--- INFORMATION SHOWN ---
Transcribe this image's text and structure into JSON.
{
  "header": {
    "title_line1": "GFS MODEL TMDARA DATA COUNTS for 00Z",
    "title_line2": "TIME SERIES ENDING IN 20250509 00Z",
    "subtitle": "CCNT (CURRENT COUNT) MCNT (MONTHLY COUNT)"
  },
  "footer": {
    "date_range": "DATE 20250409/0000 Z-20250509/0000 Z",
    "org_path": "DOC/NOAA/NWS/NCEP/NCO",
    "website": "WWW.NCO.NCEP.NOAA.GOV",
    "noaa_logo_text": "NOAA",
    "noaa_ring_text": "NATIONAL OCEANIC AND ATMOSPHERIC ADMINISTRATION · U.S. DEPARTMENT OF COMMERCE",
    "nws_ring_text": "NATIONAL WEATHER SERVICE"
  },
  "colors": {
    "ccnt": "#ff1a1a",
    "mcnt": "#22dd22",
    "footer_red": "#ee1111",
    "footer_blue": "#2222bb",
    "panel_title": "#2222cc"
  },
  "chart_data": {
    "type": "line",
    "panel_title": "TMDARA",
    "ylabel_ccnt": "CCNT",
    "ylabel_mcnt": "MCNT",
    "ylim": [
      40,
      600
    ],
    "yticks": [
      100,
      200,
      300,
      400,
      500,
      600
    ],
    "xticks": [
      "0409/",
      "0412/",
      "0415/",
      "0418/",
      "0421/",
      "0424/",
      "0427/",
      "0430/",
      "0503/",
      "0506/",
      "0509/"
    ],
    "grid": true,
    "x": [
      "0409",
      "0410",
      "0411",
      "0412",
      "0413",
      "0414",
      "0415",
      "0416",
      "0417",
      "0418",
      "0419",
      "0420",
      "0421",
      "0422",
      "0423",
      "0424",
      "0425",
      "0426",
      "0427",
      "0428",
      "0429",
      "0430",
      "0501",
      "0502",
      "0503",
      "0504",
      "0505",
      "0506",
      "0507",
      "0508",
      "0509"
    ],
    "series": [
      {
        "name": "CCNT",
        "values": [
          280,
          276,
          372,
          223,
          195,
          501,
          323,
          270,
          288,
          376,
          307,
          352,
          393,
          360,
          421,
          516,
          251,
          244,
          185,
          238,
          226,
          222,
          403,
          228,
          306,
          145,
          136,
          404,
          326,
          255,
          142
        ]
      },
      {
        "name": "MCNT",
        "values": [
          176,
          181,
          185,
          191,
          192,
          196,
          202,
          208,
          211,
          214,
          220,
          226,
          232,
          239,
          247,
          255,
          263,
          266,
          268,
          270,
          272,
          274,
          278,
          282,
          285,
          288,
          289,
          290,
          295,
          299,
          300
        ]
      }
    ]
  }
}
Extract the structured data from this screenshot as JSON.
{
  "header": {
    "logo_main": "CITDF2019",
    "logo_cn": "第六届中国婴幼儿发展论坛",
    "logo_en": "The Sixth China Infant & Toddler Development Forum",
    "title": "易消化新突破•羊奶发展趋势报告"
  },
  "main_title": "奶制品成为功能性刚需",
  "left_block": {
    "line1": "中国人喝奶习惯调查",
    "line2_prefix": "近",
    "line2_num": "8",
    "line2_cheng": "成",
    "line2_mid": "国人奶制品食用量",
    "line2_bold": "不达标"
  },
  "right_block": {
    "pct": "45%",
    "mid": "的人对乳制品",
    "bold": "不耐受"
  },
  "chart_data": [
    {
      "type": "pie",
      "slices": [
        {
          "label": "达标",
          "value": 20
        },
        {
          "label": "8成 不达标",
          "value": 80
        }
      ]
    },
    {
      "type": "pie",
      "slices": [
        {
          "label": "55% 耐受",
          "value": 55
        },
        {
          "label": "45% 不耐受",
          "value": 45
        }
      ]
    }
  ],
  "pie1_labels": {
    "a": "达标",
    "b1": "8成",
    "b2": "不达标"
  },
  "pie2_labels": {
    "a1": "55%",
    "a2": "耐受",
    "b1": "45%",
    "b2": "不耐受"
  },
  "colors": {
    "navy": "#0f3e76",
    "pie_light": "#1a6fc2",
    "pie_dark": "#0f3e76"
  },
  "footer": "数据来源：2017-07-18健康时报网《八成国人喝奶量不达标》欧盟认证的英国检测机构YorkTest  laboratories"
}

--- CHALLENGE ---
Exactly reproduce all of the entries above.

--- EXERCISE SOLUTION ---
Transcribe this image's text and structure into JSON.
{
  "header": {
    "title_line1": "GFS MODEL TMDARA DATA COUNTS for 00Z",
    "title_line2": "TIME SERIES ENDING IN 20250509 00Z",
    "subtitle": "CCNT (CURRENT COUNT) MCNT (MONTHLY COUNT)"
  },
  "footer": {
    "date_range": "DATE 20250409/0000 Z-20250509/0000 Z",
    "org_path": "DOC/NOAA/NWS/NCEP/NCO",
    "website": "WWW.NCO.NCEP.NOAA.GOV",
    "noaa_logo_text": "NOAA",
    "noaa_ring_text": "NATIONAL OCEANIC AND ATMOSPHERIC ADMINISTRATION · U.S. DEPARTMENT OF COMMERCE",
    "nws_ring_text": "NATIONAL WEATHER SERVICE"
  },
  "colors": {
    "ccnt": "#ff1a1a",
    "mcnt": "#22dd22",
    "footer_red": "#ee1111",
    "footer_blue": "#2222bb",
    "panel_title": "#2222cc"
  },
  "chart_data": {
    "type": "line",
    "panel_title": "TMDARA",
    "ylabel_ccnt": "CCNT",
    "ylabel_mcnt": "MCNT",
    "ylim": [
      40,
      600
    ],
    "yticks": [
      100,
      200,
      300,
      400,
      500,
      600
    ],
    "xticks": [
      "0409/",
      "0412/",
      "0415/",
      "0418/",
      "0421/",
      "0424/",
      "0427/",
      "0430/",
      "0503/",
      "0506/",
      "0509/"
    ],
    "grid": true,
    "x": [
      "0409",
      "0410",
      "0411",
      "0412",
      "0413",
      "0414",
      "0415",
      "0416",
      "0417",
      "0418",
      "0419",
      "0420",
      "0421",
      "0422",
      "0423",
      "0424",
      "0425",
      "0426",
      "0427",
      "0428",
      "0429",
      "0430",
      "0501",
      "0502",
      "0503",
      "0504",
      "0505",
      "0506",
      "0507",
      "0508",
      "0509"
    ],
    "series": [
      {
        "name": "CCNT",
        "values": [
          280,
          276,
          372,
          223,
          195,
          501,
          323,
          270,
          288,
          376,
          307,
          352,
          393,
          360,
          421,
          516,
          251,
          244,
          185,
          238,
          226,
          222,
          403,
          228,
          306,
          145,
          136,
          404,
          326,
          255,
          142
        ]
      },
      {
        "name": "MCNT",
        "values": [
          176,
          181,
          185,
          191,
          192,
          196,
          202,
          208,
          211,
          214,
          220,
          226,
          232,
          239,
          247,
          255,
          263,
          266,
          268,
          270,
          272,
          274,
          278,
          282,
          285,
          288,
          289,
          290,
          295,
          299,
          300
        ]
      }
    ]
  }
}
Extract the structured data from this screenshot as JSON.
{
  "header": {
    "logo_main": "CITDF2019",
    "logo_cn": "第六届中国婴幼儿发展论坛",
    "logo_en": "The Sixth China Infant & Toddler Development Forum",
    "title": "易消化新突破•羊奶发展趋势报告"
  },
  "main_title": "奶制品成为功能性刚需",
  "left_block": {
    "line1": "中国人喝奶习惯调查",
    "line2_prefix": "近",
    "line2_num": "8",
    "line2_cheng": "成",
    "line2_mid": "国人奶制品食用量",
    "line2_bold": "不达标"
  },
  "right_block": {
    "pct": "45%",
    "mid": "的人对乳制品",
    "bold": "不耐受"
  },
  "chart_data": [
    {
      "type": "pie",
      "slices": [
        {
          "label": "达标",
          "value": 20
        },
        {
          "label": "8成 不达标",
          "value": 80
        }
      ]
    },
    {
      "type": "pie",
      "slices": [
        {
          "label": "55% 耐受",
          "value": 55
        },
        {
          "label": "45% 不耐受",
          "value": 45
        }
      ]
    }
  ],
  "pie1_labels": {
    "a": "达标",
    "b1": "8成",
    "b2": "不达标"
  },
  "pie2_labels": {
    "a1": "55%",
    "a2": "耐受",
    "b1": "45%",
    "b2": "不耐受"
  },
  "colors": {
    "navy": "#0f3e76",
    "pie_light": "#1a6fc2",
    "pie_dark": "#0f3e76"
  },
  "footer": "数据来源：2017-07-18健康时报网《八成国人喝奶量不达标》欧盟认证的英国检测机构YorkTest  laboratories"
}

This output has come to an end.